Records shown:
____
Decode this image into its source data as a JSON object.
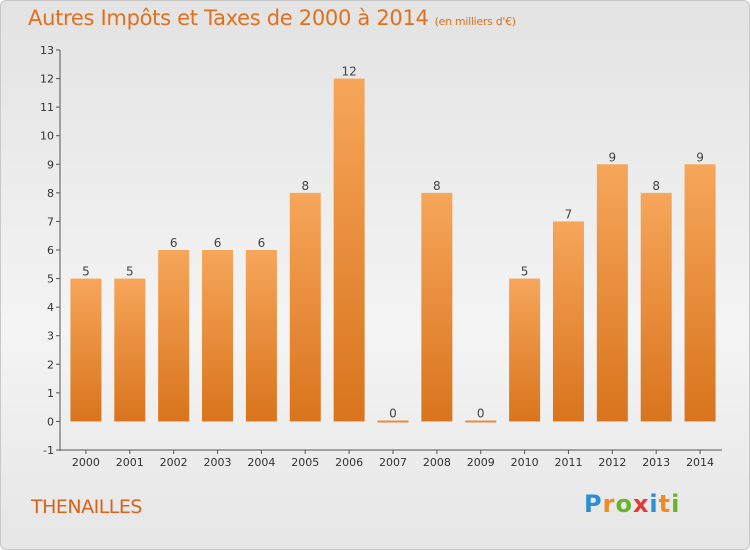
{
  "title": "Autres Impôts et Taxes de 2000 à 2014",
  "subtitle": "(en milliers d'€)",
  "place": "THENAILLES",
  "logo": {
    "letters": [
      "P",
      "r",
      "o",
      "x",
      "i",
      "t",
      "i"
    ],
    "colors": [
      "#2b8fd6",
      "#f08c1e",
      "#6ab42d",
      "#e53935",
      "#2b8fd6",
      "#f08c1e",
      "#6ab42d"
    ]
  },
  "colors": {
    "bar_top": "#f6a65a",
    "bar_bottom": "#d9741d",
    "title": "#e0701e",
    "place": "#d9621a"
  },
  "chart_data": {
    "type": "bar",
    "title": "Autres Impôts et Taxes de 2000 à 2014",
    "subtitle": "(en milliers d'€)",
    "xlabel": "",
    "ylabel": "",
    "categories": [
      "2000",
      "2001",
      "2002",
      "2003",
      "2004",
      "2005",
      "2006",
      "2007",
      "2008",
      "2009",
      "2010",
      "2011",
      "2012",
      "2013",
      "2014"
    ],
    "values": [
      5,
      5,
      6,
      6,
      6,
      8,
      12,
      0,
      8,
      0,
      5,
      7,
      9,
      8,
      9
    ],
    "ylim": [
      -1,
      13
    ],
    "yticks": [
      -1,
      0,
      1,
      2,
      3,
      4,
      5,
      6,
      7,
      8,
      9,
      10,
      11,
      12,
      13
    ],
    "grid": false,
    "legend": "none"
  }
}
____
Objective:
Pictures appear in the records above. Output everything except them, exactly.

Full response:
Decode this image into its source data as a JSON object.
{
  "title": "Autres Impôts et Taxes de 2000 à 2014",
  "subtitle": "(en milliers d'€)",
  "place": "THENAILLES",
  "logo": {
    "letters": [
      "P",
      "r",
      "o",
      "x",
      "i",
      "t",
      "i"
    ],
    "colors": [
      "#2b8fd6",
      "#f08c1e",
      "#6ab42d",
      "#e53935",
      "#2b8fd6",
      "#f08c1e",
      "#6ab42d"
    ]
  },
  "colors": {
    "bar_top": "#f6a65a",
    "bar_bottom": "#d9741d",
    "title": "#e0701e",
    "place": "#d9621a"
  },
  "chart_data": {
    "type": "bar",
    "title": "Autres Impôts et Taxes de 2000 à 2014",
    "subtitle": "(en milliers d'€)",
    "xlabel": "",
    "ylabel": "",
    "categories": [
      "2000",
      "2001",
      "2002",
      "2003",
      "2004",
      "2005",
      "2006",
      "2007",
      "2008",
      "2009",
      "2010",
      "2011",
      "2012",
      "2013",
      "2014"
    ],
    "values": [
      5,
      5,
      6,
      6,
      6,
      8,
      12,
      0,
      8,
      0,
      5,
      7,
      9,
      8,
      9
    ],
    "ylim": [
      -1,
      13
    ],
    "yticks": [
      -1,
      0,
      1,
      2,
      3,
      4,
      5,
      6,
      7,
      8,
      9,
      10,
      11,
      12,
      13
    ],
    "grid": false,
    "legend": "none"
  }
}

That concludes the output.